#### ENTRIES SHOWN:
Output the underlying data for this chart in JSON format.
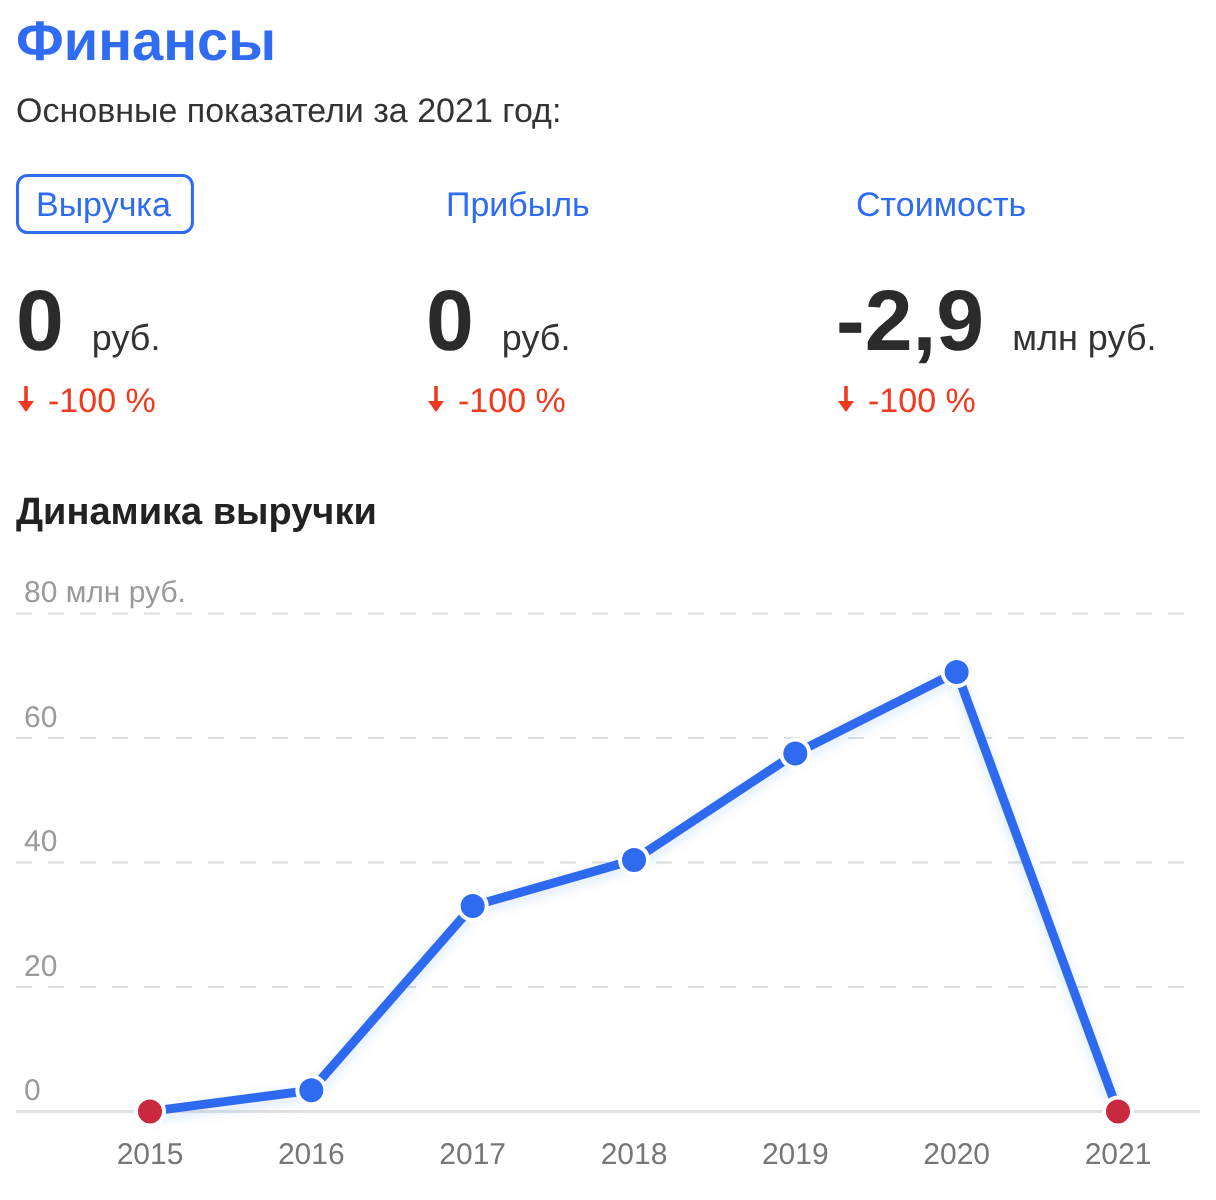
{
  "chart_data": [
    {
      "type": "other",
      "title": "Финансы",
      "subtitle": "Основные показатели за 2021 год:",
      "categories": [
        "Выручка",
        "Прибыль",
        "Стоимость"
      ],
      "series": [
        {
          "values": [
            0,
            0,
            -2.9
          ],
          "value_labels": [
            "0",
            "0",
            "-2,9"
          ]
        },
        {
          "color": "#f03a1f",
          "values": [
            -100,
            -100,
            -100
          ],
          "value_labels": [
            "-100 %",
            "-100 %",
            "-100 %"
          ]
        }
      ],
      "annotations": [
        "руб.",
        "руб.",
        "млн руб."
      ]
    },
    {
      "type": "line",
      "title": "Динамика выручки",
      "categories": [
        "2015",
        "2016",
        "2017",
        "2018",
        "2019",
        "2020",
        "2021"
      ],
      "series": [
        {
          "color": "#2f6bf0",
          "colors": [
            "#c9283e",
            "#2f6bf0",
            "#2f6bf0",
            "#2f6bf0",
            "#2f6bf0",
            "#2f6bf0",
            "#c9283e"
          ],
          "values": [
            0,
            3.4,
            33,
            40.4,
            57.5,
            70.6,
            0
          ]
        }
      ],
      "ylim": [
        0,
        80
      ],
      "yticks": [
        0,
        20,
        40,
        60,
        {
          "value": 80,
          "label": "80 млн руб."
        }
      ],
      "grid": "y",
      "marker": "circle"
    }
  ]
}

#### PROBLEM TO WORK ON:
Repeat the material above in full and unchanged, minus its images.

#### FULL ANSWER:
Output the underlying data for this chart in JSON format.
{
  "chart_data": [
    {
      "type": "other",
      "title": "Финансы",
      "subtitle": "Основные показатели за 2021 год:",
      "categories": [
        "Выручка",
        "Прибыль",
        "Стоимость"
      ],
      "series": [
        {
          "values": [
            0,
            0,
            -2.9
          ],
          "value_labels": [
            "0",
            "0",
            "-2,9"
          ]
        },
        {
          "color": "#f03a1f",
          "values": [
            -100,
            -100,
            -100
          ],
          "value_labels": [
            "-100 %",
            "-100 %",
            "-100 %"
          ]
        }
      ],
      "annotations": [
        "руб.",
        "руб.",
        "млн руб."
      ]
    },
    {
      "type": "line",
      "title": "Динамика выручки",
      "categories": [
        "2015",
        "2016",
        "2017",
        "2018",
        "2019",
        "2020",
        "2021"
      ],
      "series": [
        {
          "color": "#2f6bf0",
          "colors": [
            "#c9283e",
            "#2f6bf0",
            "#2f6bf0",
            "#2f6bf0",
            "#2f6bf0",
            "#2f6bf0",
            "#c9283e"
          ],
          "values": [
            0,
            3.4,
            33,
            40.4,
            57.5,
            70.6,
            0
          ]
        }
      ],
      "ylim": [
        0,
        80
      ],
      "yticks": [
        0,
        20,
        40,
        60,
        {
          "value": 80,
          "label": "80 млн руб."
        }
      ],
      "grid": "y",
      "marker": "circle"
    }
  ]
}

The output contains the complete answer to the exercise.